(Written problem) Scan the lines below for the string "have" and copy every one that has it.

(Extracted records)

-- -- --

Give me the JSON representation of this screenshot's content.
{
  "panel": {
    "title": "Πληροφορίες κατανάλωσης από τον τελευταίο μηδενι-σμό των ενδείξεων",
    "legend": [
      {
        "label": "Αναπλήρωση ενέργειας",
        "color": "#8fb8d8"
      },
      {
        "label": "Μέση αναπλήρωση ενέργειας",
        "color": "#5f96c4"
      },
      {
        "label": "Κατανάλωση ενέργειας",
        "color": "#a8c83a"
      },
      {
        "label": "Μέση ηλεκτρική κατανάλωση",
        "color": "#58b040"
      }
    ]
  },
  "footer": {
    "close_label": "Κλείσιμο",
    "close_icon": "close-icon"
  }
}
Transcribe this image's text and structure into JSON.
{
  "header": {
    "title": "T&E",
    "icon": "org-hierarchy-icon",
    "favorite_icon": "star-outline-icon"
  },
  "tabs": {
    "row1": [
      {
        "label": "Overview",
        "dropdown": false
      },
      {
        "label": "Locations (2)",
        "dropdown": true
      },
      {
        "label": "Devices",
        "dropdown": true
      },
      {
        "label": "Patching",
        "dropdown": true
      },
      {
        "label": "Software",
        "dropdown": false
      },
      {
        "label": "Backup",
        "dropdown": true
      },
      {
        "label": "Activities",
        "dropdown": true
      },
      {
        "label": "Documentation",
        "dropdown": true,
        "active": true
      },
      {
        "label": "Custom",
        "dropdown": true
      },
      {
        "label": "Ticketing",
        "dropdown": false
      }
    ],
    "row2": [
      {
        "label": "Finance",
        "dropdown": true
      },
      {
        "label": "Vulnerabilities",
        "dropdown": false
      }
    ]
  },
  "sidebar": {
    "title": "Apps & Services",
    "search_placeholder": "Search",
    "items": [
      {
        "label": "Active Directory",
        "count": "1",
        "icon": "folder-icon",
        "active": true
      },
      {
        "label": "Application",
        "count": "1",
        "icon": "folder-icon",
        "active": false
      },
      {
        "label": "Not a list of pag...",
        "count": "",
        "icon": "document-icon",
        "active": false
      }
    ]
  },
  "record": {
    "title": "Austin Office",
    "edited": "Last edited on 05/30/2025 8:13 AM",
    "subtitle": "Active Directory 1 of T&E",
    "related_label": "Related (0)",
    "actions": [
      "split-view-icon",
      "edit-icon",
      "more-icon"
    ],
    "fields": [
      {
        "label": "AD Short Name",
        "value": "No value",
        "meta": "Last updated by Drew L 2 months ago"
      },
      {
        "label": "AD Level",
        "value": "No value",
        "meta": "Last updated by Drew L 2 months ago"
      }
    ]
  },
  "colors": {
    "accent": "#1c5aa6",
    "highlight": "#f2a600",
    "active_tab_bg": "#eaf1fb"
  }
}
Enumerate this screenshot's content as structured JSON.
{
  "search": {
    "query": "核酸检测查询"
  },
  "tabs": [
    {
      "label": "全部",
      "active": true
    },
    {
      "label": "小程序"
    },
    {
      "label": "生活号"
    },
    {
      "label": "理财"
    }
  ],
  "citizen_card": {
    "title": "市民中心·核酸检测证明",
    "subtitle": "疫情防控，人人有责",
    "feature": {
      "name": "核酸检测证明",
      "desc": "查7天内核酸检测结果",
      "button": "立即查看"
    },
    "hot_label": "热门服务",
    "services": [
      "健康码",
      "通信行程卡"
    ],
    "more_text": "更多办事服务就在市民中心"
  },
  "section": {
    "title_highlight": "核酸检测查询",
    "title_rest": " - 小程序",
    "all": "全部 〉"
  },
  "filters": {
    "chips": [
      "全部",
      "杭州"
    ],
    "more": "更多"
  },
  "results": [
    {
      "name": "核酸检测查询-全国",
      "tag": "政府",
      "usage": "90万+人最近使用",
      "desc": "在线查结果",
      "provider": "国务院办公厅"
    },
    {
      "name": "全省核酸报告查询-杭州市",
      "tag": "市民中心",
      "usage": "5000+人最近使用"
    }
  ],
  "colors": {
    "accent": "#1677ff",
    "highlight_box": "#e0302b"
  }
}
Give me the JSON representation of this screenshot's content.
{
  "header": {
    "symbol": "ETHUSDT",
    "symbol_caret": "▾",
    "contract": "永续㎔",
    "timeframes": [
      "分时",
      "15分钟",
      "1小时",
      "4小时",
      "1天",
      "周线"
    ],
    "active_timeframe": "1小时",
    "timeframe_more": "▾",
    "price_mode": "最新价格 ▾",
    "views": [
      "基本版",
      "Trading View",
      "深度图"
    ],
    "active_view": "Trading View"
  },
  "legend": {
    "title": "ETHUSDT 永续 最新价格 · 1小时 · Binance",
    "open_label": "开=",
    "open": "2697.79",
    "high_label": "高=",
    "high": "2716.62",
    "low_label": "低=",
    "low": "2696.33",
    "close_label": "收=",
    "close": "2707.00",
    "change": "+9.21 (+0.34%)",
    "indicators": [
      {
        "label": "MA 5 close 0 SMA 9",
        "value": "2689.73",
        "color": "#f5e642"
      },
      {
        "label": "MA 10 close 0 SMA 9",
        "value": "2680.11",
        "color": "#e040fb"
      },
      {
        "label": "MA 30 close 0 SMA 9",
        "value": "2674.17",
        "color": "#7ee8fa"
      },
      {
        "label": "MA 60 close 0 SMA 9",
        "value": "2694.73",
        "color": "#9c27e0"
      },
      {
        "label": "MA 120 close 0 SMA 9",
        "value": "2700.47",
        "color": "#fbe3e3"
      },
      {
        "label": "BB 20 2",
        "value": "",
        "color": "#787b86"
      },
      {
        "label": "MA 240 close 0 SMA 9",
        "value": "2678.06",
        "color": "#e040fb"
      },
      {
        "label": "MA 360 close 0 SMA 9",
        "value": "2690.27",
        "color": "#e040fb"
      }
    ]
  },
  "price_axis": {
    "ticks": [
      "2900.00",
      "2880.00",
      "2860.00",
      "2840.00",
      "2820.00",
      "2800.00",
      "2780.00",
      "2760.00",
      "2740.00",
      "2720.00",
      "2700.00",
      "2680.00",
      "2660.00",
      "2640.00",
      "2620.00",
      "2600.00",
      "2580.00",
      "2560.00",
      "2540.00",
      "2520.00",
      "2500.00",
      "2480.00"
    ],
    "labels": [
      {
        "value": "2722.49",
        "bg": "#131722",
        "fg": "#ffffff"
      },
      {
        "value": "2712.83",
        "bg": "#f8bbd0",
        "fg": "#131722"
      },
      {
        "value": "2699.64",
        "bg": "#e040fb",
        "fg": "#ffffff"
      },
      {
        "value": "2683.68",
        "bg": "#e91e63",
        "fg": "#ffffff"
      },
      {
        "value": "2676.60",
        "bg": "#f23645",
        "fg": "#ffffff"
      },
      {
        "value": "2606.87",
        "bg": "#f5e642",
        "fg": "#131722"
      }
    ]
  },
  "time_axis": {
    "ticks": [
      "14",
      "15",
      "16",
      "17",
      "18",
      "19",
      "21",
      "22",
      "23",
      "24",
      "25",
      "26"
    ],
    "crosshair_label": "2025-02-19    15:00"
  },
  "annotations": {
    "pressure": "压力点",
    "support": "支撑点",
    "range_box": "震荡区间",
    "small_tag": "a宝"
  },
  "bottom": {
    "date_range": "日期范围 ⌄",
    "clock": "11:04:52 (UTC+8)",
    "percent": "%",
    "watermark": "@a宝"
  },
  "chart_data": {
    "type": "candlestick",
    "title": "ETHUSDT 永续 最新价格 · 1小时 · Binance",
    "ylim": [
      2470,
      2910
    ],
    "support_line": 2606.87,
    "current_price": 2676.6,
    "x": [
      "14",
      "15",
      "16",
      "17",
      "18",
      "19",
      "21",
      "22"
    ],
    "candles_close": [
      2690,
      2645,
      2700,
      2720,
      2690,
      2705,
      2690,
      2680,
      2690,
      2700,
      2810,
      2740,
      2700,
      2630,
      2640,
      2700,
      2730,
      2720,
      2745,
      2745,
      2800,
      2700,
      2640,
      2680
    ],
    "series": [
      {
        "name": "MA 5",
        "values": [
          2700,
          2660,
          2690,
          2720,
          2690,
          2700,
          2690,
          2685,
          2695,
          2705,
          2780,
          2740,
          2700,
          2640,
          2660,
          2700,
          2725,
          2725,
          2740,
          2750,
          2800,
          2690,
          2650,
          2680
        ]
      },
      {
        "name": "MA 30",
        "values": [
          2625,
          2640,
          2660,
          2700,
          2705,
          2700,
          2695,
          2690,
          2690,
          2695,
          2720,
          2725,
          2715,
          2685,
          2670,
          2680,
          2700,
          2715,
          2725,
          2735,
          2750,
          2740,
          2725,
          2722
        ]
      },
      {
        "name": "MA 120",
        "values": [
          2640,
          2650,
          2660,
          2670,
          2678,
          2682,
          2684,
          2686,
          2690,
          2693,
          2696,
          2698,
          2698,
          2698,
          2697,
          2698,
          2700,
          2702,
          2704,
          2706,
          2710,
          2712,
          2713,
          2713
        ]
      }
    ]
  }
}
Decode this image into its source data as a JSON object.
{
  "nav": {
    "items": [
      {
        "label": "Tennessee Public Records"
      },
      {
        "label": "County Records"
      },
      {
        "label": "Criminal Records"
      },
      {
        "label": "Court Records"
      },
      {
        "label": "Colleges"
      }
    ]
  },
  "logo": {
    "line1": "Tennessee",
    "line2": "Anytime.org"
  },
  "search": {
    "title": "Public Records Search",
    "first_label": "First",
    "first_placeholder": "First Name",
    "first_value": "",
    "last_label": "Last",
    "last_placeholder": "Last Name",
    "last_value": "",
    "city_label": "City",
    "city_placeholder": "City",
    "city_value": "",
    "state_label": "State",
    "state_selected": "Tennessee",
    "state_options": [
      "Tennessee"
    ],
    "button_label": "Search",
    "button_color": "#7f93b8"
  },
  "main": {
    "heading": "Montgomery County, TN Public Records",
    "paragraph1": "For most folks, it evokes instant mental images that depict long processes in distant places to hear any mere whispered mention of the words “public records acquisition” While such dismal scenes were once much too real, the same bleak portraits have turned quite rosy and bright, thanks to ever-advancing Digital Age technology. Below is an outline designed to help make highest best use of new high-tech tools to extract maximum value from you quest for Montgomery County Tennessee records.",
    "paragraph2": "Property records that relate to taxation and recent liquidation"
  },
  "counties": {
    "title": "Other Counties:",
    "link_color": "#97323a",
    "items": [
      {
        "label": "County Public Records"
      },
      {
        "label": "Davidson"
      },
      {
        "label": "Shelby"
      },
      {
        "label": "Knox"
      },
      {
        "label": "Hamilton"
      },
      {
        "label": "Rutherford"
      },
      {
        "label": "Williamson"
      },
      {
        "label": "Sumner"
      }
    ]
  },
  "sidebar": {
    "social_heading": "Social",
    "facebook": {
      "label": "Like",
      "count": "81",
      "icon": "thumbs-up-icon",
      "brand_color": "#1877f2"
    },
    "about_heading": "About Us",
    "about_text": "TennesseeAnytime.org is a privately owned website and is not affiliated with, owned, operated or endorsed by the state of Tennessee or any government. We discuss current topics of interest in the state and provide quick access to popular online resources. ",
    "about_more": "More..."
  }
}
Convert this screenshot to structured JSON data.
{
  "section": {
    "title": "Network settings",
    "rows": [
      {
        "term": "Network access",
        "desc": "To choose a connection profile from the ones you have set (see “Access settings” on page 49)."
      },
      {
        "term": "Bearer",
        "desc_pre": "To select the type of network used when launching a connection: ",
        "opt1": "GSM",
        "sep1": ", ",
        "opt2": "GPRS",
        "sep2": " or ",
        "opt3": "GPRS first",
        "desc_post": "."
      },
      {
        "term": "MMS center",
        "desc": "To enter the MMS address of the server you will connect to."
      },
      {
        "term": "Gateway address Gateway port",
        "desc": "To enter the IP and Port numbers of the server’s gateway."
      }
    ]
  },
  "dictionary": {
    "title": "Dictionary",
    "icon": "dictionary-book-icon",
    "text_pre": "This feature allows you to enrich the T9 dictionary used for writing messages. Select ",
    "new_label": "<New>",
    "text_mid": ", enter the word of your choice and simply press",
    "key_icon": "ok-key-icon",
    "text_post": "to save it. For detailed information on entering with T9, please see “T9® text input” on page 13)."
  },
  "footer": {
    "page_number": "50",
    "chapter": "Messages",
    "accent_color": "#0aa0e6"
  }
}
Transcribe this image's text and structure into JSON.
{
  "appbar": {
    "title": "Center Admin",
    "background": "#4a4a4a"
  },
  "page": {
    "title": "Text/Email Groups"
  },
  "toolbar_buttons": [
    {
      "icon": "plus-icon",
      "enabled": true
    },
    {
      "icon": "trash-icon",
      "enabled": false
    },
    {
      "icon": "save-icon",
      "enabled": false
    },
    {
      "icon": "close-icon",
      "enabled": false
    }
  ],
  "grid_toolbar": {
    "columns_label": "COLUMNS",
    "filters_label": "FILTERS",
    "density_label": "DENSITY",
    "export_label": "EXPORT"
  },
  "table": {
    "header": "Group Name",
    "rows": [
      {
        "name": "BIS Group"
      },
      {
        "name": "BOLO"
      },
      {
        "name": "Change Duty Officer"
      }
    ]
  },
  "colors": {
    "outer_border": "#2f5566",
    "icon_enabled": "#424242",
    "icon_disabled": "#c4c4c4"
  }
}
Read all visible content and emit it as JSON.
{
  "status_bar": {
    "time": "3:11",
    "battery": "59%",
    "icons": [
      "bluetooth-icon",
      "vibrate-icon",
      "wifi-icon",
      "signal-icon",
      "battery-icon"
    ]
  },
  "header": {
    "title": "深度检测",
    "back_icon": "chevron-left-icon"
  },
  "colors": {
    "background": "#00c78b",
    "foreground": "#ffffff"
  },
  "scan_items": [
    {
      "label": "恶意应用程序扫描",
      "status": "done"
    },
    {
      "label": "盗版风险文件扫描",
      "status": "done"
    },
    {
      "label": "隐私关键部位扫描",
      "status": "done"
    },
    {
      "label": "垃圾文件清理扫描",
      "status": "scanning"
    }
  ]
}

-- -- --

(Output for this task)
    "paragraph1": "For most folks, it evokes instant mental images that depict long processes in distant places to hear any mere whispered mention of the words “public records acquisition” While such dismal scenes were once much too real, the same bleak portraits have turned quite rosy and bright, thanks to ever-advancing Digital Age technology. Below is an outline designed to help make highest best use of new high-tech tools to extract maximum value from you quest for Montgomery County Tennessee records.",
        "desc": "To choose a connection profile from the ones you have set (see “Access settings” on page 49)."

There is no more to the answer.